Skip all pictures, then print the remaining material exactly.

┌─ RECORD SET

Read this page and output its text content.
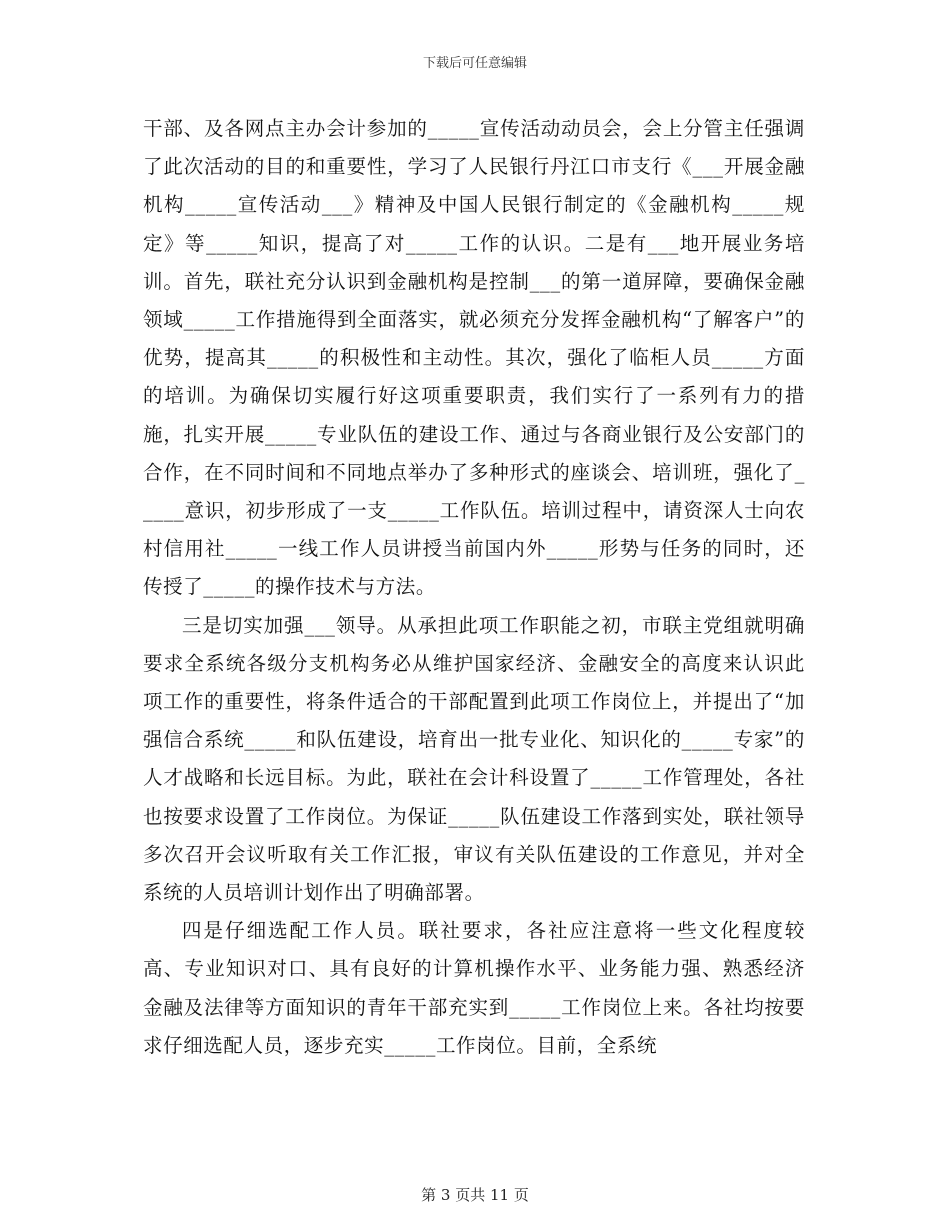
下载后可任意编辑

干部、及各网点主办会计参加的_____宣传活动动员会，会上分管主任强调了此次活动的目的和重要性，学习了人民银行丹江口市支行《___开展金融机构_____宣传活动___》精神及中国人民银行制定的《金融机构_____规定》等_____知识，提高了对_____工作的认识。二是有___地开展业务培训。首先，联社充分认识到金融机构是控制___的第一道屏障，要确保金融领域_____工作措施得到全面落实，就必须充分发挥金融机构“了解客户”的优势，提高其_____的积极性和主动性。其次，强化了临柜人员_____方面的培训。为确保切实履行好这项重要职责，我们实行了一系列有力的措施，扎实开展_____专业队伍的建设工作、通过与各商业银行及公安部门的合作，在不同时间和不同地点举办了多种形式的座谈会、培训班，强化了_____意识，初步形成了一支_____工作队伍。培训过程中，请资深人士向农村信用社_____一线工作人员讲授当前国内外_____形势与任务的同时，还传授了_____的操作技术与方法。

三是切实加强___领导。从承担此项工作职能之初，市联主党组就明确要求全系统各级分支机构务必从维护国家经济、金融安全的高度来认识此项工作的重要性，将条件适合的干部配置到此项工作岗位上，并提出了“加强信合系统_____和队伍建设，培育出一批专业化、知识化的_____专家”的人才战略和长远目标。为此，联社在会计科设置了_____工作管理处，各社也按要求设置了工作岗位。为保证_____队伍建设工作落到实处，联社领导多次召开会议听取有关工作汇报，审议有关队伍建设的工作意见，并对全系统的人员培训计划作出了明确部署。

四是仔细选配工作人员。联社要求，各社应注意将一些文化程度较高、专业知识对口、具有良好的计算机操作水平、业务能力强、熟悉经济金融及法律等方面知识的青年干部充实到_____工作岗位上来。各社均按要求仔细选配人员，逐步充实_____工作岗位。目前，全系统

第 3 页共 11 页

└─

OUTPUT BELOW
Read this page and output its text content.
下载后可任意编辑

干部、及各网点主办会计参加的_____宣传活动动员会，会上分管主任强调了此次活动的目的和重要性，学习了人民银行丹江口市支行《___开展金融机构_____宣传活动___》精神及中国人民银行制定的《金融机构_____规定》等_____知识，提高了对_____工作的认识。二是有___地开展业务培训。首先，联社充分认识到金融机构是控制___的第一道屏障，要确保金融领域_____工作措施得到全面落实，就必须充分发挥金融机构“了解客户”的优势，提高其_____的积极性和主动性。其次，强化了临柜人员_____方面的培训。为确保切实履行好这项重要职责，我们实行了一系列有力的措施，扎实开展_____专业队伍的建设工作、通过与各商业银行及公安部门的合作，在不同时间和不同地点举办了多种形式的座谈会、培训班，强化了_____意识，初步形成了一支_____工作队伍。培训过程中，请资深人士向农村信用社_____一线工作人员讲授当前国内外_____形势与任务的同时，还传授了_____的操作技术与方法。

三是切实加强___领导。从承担此项工作职能之初，市联主党组就明确要求全系统各级分支机构务必从维护国家经济、金融安全的高度来认识此项工作的重要性，将条件适合的干部配置到此项工作岗位上，并提出了“加强信合系统_____和队伍建设，培育出一批专业化、知识化的_____专家”的人才战略和长远目标。为此，联社在会计科设置了_____工作管理处，各社也按要求设置了工作岗位。为保证_____队伍建设工作落到实处，联社领导多次召开会议听取有关工作汇报，审议有关队伍建设的工作意见，并对全系统的人员培训计划作出了明确部署。

四是仔细选配工作人员。联社要求，各社应注意将一些文化程度较高、专业知识对口、具有良好的计算机操作水平、业务能力强、熟悉经济金融及法律等方面知识的青年干部充实到_____工作岗位上来。各社均按要求仔细选配人员，逐步充实_____工作岗位。目前，全系统

第 3 页共 11 页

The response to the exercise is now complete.